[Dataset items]
•••
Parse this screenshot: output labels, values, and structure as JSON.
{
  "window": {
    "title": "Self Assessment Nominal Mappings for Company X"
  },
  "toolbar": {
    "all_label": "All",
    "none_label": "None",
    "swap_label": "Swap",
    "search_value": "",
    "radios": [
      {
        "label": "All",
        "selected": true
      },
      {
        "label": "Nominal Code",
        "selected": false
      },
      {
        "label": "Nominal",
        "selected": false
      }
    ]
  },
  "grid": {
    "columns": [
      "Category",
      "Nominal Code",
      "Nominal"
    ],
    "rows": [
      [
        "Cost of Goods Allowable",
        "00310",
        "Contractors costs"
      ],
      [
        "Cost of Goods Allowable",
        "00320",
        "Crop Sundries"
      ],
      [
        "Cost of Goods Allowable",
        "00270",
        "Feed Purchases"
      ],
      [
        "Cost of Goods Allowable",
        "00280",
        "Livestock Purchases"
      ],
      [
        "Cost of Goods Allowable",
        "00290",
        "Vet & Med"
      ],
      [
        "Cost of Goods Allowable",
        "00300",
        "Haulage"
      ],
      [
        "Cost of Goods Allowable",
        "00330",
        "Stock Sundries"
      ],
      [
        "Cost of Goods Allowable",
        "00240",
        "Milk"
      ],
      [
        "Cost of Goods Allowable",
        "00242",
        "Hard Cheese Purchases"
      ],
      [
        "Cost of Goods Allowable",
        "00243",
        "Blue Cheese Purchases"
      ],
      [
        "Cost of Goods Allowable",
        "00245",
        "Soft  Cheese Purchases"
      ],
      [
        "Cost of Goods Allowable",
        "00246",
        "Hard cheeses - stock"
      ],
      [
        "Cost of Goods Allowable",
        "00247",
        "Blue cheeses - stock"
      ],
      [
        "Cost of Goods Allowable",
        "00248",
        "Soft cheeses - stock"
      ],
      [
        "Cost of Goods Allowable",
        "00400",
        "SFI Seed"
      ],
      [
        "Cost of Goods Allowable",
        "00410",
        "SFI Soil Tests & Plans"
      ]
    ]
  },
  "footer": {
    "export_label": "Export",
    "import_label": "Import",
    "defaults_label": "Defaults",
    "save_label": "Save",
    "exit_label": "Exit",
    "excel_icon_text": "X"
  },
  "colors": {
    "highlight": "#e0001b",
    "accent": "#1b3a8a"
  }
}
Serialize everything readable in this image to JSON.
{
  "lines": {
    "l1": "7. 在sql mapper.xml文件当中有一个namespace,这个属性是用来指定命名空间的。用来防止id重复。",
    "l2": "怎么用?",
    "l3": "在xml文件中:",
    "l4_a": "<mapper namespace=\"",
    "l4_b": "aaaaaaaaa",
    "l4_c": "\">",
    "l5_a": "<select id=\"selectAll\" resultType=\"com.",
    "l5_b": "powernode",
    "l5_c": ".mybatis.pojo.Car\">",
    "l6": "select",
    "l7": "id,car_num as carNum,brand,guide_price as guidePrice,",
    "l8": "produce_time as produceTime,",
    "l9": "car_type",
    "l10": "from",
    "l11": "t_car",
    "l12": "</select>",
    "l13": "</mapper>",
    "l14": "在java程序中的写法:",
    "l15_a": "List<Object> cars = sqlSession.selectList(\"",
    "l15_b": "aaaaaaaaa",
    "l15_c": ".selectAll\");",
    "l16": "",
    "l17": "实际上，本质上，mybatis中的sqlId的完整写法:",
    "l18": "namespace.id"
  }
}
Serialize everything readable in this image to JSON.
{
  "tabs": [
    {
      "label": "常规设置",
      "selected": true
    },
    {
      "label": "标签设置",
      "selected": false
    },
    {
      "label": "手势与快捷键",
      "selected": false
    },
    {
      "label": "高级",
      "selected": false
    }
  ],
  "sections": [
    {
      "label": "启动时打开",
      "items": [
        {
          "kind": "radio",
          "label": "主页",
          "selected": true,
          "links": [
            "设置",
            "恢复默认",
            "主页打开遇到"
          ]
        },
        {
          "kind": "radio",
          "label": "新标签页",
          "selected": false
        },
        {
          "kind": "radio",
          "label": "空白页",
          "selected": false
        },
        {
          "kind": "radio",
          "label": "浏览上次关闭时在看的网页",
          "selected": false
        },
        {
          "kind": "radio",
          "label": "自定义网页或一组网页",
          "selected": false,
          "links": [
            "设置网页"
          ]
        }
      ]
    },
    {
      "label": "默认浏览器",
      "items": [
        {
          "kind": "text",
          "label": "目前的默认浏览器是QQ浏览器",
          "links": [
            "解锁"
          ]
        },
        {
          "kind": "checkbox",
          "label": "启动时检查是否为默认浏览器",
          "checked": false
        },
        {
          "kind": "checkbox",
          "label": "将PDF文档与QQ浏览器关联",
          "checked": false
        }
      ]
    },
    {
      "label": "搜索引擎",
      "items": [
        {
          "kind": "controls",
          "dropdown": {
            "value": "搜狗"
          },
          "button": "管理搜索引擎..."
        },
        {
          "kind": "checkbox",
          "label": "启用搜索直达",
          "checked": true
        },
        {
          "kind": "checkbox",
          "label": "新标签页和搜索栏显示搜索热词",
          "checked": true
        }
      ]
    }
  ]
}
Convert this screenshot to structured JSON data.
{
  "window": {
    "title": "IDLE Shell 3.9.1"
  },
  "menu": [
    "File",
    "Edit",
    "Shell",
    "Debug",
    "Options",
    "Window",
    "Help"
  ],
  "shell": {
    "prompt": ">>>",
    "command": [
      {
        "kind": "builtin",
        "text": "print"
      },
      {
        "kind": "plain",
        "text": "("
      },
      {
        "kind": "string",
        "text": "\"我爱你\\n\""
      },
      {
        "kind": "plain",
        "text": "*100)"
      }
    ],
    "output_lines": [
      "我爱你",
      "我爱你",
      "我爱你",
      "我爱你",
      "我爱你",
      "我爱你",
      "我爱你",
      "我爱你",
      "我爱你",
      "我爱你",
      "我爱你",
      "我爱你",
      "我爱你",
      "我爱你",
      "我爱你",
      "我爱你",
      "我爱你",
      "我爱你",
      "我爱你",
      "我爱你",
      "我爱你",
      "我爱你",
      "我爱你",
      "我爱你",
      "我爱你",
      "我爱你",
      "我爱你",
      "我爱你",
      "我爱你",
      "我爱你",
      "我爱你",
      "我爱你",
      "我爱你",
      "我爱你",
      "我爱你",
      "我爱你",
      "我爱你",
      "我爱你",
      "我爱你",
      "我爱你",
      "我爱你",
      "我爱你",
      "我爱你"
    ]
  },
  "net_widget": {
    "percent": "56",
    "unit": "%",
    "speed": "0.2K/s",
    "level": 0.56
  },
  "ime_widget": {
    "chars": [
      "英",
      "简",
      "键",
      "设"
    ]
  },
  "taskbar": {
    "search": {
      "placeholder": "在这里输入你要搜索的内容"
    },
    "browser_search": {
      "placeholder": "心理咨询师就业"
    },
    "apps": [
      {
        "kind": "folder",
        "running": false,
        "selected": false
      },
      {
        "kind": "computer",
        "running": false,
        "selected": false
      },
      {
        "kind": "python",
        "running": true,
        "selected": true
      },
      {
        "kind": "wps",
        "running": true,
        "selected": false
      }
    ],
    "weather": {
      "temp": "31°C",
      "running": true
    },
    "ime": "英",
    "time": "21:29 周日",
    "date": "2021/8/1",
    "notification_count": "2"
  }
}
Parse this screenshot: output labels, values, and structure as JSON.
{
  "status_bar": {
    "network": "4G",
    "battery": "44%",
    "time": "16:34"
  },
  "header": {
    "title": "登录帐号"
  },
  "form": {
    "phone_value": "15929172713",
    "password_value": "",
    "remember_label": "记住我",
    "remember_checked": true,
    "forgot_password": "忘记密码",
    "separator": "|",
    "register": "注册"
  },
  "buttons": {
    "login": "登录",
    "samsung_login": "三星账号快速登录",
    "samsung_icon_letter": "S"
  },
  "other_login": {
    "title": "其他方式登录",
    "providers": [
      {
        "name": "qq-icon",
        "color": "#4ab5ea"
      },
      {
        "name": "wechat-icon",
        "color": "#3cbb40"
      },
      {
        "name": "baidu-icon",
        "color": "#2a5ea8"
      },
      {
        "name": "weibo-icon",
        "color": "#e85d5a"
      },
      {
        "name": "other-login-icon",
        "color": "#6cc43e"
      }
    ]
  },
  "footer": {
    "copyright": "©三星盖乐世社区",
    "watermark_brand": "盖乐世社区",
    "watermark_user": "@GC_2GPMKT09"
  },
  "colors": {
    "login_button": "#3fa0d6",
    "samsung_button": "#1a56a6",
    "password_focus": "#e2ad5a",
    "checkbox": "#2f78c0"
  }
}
•••
Report how many lines of the data contain the word "selectAll", using the number alone.

2